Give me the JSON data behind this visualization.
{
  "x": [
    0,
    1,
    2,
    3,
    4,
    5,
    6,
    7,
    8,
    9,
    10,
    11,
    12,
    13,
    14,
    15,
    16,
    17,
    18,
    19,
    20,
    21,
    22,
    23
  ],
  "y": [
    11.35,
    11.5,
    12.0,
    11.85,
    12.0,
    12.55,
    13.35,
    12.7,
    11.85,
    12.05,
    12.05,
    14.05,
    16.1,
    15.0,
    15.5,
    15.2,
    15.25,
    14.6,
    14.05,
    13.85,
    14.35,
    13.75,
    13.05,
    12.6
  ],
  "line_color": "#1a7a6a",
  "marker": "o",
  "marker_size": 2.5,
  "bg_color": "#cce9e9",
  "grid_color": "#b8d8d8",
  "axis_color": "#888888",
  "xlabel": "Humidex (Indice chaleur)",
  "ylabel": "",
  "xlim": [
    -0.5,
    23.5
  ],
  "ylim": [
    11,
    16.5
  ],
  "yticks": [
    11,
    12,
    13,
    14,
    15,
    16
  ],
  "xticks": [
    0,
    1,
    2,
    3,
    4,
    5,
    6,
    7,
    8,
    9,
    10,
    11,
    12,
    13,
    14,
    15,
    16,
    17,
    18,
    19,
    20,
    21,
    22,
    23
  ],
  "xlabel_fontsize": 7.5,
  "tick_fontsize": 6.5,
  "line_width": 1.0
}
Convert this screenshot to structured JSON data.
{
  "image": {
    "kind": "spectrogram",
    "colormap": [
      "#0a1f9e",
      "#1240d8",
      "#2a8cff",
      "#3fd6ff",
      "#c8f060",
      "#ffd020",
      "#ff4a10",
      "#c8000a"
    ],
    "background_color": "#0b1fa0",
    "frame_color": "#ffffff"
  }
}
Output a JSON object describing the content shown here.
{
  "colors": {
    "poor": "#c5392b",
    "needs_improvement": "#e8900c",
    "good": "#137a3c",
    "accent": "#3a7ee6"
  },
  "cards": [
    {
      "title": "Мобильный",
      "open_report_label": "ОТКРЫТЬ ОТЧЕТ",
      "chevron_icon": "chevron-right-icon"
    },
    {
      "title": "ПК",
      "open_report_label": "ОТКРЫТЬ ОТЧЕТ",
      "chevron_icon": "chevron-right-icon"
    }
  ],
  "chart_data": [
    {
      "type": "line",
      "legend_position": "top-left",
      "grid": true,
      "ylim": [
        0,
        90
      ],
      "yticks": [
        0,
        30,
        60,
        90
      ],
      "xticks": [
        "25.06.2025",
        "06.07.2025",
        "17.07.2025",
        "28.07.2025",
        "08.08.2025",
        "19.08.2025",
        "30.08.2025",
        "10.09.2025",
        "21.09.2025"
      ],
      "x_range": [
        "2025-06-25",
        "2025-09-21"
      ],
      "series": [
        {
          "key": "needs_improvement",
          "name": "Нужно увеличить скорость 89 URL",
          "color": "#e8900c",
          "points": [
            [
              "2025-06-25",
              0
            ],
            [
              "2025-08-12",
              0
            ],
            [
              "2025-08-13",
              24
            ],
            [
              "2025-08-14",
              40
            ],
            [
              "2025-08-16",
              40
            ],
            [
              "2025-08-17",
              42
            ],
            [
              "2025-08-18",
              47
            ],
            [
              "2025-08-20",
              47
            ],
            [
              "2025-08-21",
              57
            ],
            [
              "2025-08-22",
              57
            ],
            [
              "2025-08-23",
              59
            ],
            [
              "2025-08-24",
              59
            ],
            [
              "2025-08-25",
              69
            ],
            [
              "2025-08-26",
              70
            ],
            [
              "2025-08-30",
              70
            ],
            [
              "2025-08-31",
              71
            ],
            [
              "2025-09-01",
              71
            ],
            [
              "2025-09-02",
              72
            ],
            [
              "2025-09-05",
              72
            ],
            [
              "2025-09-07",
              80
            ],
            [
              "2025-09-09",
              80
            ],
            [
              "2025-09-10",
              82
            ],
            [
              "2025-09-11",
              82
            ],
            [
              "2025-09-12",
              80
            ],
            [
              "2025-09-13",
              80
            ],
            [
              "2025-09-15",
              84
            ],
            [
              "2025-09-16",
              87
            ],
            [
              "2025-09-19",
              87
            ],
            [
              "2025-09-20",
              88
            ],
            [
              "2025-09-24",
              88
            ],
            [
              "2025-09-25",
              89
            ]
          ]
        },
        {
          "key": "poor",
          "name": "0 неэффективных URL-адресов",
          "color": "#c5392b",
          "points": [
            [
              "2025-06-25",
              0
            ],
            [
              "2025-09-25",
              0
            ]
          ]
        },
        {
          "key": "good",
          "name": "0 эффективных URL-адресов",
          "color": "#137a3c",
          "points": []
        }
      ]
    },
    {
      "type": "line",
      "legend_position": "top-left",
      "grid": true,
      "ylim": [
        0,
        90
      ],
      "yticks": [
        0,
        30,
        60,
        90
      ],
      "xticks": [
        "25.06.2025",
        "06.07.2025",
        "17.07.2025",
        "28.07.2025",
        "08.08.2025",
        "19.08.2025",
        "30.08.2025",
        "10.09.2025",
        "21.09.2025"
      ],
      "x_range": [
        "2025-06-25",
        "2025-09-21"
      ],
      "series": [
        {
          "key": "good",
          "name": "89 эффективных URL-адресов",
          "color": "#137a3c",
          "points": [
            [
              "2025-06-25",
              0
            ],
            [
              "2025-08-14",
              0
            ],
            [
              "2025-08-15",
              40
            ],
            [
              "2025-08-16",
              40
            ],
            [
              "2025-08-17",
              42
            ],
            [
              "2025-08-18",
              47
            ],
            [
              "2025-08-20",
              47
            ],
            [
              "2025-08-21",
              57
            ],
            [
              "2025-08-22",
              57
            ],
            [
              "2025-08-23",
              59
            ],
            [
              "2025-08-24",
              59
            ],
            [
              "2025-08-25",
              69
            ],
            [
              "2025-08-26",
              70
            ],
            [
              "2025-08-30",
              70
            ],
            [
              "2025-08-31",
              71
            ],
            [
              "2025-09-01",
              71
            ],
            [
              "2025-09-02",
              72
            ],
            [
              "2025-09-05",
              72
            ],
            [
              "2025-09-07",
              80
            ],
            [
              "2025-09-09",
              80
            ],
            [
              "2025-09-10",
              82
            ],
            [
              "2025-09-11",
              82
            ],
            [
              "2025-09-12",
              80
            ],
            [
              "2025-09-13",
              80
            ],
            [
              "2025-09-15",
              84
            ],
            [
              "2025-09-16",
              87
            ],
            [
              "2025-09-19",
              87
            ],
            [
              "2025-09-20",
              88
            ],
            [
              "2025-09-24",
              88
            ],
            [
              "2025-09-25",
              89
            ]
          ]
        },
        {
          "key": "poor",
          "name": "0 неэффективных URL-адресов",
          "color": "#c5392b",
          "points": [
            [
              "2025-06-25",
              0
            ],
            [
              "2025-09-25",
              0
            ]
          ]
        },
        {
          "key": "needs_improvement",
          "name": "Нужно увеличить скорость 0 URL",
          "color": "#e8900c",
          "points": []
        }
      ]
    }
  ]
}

Task details: From the listing, copy every line where the string "скорость" appears.

Answer to the exercise:
          "name": "Нужно увеличить скорость 89 URL",
          "name": "Нужно увеличить скорость 0 URL",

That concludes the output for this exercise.